Skip the pictures. Reproduce all other material exactly.

** start of Data in this exercise **

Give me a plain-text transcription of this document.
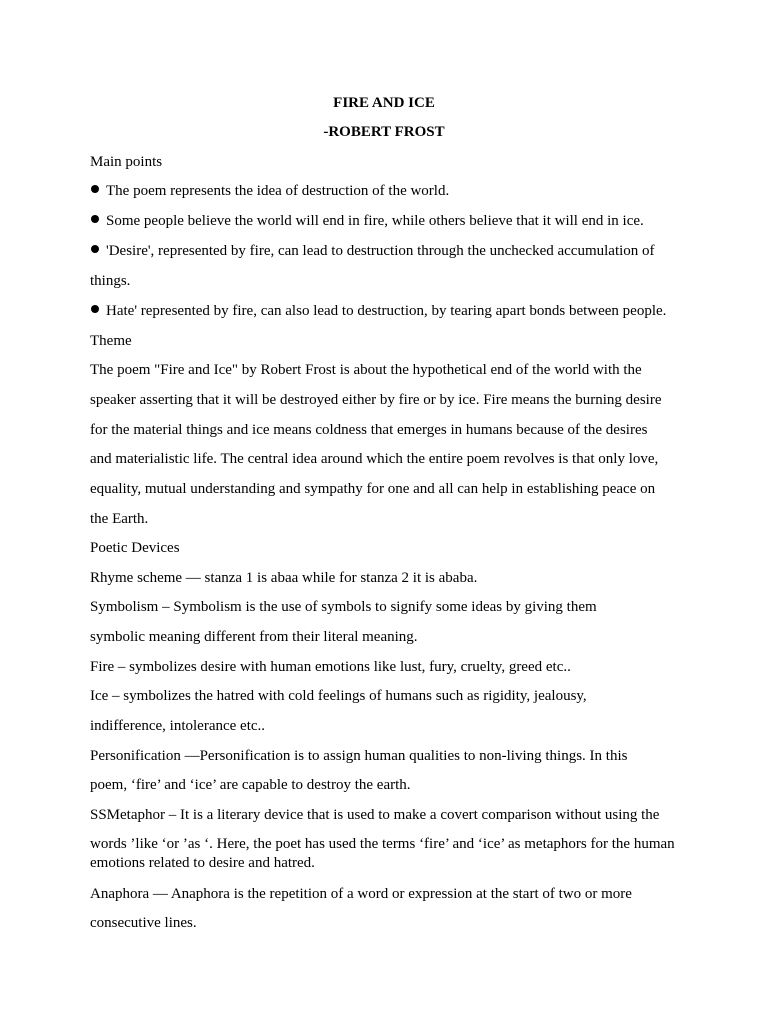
FIRE AND ICE
-ROBERT FROST
Main points
The poem represents the idea of destruction of the world.
Some people believe the world will end in fire, while others believe that it will end in ice.
'Desire', represented by fire, can lead to destruction through the unchecked accumulation of
things.
Hate' represented by fire, can also lead to destruction, by tearing apart bonds between people.
Theme
The poem "Fire and Ice" by Robert Frost is about the hypothetical end of the world with the
speaker asserting that it will be destroyed either by fire or by ice. Fire means the burning desire
for the material things and ice means coldness that emerges in humans because of the desires
and materialistic life. The central idea around which the entire poem revolves is that only love,
equality, mutual understanding and sympathy for one and all can help in establishing peace on
the Earth.
Poetic Devices
Rhyme scheme — stanza 1 is abaa while for stanza 2 it is ababa.
Symbolism – Symbolism is the use of symbols to signify some ideas by giving them
symbolic meaning different from their literal meaning.
Fire – symbolizes desire with human emotions like lust, fury, cruelty, greed etc..
Ice – symbolizes the hatred with cold feelings of humans such as rigidity, jealousy,
indifference, intolerance etc..
Personification —Personification is to assign human qualities to non-living things. In this
poem, ‘fire’ and ‘ice’ are capable to destroy the earth.
SSMetaphor – It is a literary device that is used to make a covert comparison without using the
words ’like ‘or ’as ‘. Here, the poet has used the terms ‘fire’ and ‘ice’ as metaphors for the human emotions related to desire and hatred.
Anaphora — Anaphora is the repetition of a word or expression at the start of two or more
consecutive lines.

** end of Data in this exercise **

▶ **Response**:
Give me a plain-text transcription of this document.
FIRE AND ICE
-ROBERT FROST
Main points
The poem represents the idea of destruction of the world.
Some people believe the world will end in fire, while others believe that it will end in ice.
'Desire', represented by fire, can lead to destruction through the unchecked accumulation of
things.
Hate' represented by fire, can also lead to destruction, by tearing apart bonds between people.
Theme
The poem "Fire and Ice" by Robert Frost is about the hypothetical end of the world with the
speaker asserting that it will be destroyed either by fire or by ice. Fire means the burning desire
for the material things and ice means coldness that emerges in humans because of the desires
and materialistic life. The central idea around which the entire poem revolves is that only love,
equality, mutual understanding and sympathy for one and all can help in establishing peace on
the Earth.
Poetic Devices
Rhyme scheme — stanza 1 is abaa while for stanza 2 it is ababa.
Symbolism – Symbolism is the use of symbols to signify some ideas by giving them
symbolic meaning different from their literal meaning.
Fire – symbolizes desire with human emotions like lust, fury, cruelty, greed etc..
Ice – symbolizes the hatred with cold feelings of humans such as rigidity, jealousy,
indifference, intolerance etc..
Personification —Personification is to assign human qualities to non-living things. In this
poem, ‘fire’ and ‘ice’ are capable to destroy the earth.
SSMetaphor – It is a literary device that is used to make a covert comparison without using the
words ’like ‘or ’as ‘. Here, the poet has used the terms ‘fire’ and ‘ice’ as metaphors for the human emotions related to desire and hatred.
Anaphora — Anaphora is the repetition of a word or expression at the start of two or more
consecutive lines.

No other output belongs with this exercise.